:: DATA
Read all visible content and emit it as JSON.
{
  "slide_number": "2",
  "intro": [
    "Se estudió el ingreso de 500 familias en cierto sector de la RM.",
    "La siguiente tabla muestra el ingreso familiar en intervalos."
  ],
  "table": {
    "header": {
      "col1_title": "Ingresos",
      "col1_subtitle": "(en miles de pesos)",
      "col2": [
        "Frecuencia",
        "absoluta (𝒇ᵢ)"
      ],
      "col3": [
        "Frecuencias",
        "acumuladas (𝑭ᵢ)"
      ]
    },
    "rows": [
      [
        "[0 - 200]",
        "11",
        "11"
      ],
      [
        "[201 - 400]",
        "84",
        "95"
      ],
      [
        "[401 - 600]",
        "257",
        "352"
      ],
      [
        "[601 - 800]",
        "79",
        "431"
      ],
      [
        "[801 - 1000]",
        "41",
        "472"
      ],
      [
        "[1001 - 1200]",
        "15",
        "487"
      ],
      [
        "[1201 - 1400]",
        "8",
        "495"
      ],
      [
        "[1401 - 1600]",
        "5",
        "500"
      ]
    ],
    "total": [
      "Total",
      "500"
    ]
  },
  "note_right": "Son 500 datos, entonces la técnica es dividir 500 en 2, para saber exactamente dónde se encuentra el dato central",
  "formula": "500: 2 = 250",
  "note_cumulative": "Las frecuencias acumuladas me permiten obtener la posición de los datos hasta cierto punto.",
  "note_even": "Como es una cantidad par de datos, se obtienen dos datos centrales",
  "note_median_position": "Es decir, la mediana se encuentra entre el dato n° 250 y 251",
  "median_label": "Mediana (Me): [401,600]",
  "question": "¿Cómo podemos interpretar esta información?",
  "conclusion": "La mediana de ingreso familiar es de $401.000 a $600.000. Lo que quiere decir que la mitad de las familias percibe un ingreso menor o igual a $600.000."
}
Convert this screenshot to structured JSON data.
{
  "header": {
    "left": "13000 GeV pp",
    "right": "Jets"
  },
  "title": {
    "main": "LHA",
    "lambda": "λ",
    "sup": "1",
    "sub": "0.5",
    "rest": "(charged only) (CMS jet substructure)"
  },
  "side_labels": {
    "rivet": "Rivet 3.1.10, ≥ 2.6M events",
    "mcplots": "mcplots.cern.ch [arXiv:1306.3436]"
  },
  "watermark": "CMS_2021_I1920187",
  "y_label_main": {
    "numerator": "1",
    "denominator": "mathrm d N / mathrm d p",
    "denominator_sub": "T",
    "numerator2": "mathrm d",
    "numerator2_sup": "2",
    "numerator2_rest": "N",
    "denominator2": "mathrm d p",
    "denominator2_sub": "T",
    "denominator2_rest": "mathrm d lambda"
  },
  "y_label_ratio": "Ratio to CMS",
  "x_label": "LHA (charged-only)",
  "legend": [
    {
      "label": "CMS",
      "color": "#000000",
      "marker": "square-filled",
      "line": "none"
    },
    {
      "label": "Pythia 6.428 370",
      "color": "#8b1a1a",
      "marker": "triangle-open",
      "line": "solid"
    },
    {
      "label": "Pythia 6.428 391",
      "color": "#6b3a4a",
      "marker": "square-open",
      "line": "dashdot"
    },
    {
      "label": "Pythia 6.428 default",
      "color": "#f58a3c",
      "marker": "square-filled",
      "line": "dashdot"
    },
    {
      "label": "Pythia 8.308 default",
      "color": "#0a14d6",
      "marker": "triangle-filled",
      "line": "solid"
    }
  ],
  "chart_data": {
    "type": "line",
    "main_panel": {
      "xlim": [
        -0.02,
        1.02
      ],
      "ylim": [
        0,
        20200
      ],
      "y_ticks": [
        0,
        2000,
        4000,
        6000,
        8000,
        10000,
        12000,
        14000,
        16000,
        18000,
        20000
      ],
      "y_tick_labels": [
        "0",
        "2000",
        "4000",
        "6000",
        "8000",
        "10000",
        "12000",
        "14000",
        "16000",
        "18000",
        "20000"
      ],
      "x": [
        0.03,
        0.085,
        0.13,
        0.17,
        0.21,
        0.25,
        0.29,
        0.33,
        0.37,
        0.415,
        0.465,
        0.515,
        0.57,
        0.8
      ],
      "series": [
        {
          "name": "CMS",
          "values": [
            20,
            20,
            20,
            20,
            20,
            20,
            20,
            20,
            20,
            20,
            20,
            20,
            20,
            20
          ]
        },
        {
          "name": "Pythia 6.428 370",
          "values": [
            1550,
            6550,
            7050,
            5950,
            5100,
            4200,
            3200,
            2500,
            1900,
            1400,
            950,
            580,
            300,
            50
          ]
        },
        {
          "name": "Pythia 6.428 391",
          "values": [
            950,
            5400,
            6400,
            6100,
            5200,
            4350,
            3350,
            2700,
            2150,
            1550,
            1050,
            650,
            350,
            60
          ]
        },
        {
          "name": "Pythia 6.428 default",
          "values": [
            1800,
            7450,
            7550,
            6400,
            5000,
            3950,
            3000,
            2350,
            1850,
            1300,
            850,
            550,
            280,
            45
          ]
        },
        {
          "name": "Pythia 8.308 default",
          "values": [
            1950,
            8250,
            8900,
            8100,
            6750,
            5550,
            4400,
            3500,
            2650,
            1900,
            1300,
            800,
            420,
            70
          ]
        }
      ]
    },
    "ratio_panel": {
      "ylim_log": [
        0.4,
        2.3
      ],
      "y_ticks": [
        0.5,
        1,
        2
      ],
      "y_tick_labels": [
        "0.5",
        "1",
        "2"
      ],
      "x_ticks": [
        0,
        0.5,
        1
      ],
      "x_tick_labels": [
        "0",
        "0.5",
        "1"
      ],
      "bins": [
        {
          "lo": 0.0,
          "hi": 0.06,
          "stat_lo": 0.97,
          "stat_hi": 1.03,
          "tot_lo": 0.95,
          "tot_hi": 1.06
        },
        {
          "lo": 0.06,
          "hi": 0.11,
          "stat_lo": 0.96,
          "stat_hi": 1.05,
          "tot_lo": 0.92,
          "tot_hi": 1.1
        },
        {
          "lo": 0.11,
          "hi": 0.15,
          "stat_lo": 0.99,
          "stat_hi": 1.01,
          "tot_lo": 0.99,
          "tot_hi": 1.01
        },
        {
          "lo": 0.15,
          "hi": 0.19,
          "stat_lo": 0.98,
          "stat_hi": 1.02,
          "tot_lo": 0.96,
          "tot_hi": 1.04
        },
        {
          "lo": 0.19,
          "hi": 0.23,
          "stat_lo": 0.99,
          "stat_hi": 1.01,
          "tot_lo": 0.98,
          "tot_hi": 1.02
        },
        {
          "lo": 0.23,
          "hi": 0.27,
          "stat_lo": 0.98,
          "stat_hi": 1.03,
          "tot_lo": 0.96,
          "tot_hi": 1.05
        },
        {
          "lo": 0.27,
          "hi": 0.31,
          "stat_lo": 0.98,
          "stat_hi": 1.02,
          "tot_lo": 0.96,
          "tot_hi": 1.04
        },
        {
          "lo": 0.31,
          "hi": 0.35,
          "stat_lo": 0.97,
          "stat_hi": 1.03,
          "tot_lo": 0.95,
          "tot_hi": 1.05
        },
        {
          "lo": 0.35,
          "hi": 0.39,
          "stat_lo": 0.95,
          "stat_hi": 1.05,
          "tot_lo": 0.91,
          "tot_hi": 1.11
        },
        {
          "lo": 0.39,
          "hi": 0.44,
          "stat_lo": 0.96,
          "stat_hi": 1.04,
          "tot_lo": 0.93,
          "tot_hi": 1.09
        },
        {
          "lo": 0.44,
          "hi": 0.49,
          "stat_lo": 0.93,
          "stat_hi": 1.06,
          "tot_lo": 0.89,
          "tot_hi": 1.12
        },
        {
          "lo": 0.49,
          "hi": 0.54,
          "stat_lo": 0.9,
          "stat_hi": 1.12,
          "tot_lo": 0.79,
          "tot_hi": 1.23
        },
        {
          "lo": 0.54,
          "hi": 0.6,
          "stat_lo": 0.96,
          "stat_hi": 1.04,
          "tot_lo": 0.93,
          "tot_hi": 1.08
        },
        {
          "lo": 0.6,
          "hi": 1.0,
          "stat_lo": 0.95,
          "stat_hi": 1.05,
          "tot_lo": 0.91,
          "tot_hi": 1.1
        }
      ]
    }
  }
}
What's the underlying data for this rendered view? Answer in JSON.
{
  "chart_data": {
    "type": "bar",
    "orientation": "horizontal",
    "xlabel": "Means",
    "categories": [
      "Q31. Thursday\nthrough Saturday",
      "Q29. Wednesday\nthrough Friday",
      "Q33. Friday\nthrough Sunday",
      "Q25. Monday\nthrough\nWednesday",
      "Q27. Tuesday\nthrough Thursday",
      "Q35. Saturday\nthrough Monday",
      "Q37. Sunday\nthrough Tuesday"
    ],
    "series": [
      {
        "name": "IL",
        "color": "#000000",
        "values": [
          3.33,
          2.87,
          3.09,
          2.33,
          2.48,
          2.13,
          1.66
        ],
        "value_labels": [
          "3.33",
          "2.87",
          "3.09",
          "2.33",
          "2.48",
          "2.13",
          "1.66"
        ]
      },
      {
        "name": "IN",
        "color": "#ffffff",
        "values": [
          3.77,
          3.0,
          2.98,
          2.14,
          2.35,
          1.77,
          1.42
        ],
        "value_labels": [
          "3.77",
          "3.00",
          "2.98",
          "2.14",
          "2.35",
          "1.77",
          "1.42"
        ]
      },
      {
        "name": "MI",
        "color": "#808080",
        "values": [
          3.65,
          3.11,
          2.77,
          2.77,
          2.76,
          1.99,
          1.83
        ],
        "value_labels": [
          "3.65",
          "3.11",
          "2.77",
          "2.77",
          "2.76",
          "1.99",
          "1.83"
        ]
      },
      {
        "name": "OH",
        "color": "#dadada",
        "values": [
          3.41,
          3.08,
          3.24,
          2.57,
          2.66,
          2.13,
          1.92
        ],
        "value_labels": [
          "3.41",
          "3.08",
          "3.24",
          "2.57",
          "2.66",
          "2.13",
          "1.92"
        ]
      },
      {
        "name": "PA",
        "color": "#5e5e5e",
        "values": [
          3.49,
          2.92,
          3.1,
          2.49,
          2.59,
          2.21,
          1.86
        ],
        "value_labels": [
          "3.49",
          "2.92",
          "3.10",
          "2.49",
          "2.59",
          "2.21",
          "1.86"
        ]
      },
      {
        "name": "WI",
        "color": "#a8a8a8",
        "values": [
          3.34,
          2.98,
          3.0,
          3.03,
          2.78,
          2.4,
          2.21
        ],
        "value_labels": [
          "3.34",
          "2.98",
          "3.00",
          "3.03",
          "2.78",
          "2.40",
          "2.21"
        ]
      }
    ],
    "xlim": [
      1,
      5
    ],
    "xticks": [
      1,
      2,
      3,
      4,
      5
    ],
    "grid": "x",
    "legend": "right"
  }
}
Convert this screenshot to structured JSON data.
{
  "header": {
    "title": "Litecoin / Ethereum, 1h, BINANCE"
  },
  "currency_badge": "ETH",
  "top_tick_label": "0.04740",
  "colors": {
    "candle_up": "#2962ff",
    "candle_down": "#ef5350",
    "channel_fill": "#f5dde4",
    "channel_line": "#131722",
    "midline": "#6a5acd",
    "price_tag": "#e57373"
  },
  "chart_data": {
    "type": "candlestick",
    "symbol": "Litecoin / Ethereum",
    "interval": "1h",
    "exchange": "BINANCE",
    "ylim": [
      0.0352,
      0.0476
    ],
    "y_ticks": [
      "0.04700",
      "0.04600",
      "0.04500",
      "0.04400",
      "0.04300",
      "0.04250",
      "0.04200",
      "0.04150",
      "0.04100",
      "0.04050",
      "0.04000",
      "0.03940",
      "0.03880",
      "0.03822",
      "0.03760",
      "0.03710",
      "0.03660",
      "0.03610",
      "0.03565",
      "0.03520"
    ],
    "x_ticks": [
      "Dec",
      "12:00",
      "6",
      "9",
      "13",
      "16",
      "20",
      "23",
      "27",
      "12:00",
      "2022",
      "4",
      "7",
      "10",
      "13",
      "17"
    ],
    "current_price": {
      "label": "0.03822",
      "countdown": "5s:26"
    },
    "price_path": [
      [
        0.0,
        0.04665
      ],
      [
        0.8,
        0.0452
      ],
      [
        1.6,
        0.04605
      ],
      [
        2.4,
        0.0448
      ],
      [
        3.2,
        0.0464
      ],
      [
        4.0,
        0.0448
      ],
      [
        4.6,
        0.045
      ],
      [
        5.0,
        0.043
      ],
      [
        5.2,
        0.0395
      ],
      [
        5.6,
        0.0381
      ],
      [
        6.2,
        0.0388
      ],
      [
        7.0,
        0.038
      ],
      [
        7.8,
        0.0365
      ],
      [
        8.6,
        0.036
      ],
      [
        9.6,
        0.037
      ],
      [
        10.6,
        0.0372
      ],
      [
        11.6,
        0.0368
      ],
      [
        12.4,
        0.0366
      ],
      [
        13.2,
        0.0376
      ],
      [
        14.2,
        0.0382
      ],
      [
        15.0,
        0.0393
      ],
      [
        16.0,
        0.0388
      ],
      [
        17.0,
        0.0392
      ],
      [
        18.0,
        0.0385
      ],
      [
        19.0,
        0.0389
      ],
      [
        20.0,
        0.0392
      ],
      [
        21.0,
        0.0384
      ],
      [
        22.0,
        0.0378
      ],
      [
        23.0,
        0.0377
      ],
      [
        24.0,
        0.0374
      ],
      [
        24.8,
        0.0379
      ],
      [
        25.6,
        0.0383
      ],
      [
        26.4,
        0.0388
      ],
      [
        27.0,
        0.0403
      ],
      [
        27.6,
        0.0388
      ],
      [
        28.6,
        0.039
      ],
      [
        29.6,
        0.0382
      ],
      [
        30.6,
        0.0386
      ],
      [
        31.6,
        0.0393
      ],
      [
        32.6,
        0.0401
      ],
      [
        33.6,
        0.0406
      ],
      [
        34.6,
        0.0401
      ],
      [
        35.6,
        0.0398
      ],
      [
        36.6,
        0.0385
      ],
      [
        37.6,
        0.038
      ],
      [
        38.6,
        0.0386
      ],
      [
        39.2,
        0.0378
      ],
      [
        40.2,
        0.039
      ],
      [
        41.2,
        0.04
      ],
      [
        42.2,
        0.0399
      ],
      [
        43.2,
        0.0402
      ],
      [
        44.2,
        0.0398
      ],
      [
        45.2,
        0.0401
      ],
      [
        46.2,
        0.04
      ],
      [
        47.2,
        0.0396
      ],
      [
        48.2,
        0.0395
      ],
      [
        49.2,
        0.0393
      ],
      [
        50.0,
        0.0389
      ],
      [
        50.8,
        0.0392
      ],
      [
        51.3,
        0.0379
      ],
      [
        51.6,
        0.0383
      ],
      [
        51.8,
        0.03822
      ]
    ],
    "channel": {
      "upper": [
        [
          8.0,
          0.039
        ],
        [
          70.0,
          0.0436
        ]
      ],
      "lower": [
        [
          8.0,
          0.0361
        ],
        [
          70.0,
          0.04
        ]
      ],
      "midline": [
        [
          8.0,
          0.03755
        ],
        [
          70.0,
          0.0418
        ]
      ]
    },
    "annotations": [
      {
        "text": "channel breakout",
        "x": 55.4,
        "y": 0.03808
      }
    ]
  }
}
::::
EXERCISE DETAILS -> Going through the data above, count the lines where the string "mathrm" appears, and answer with only that number.

FULL SOLUTION -> 4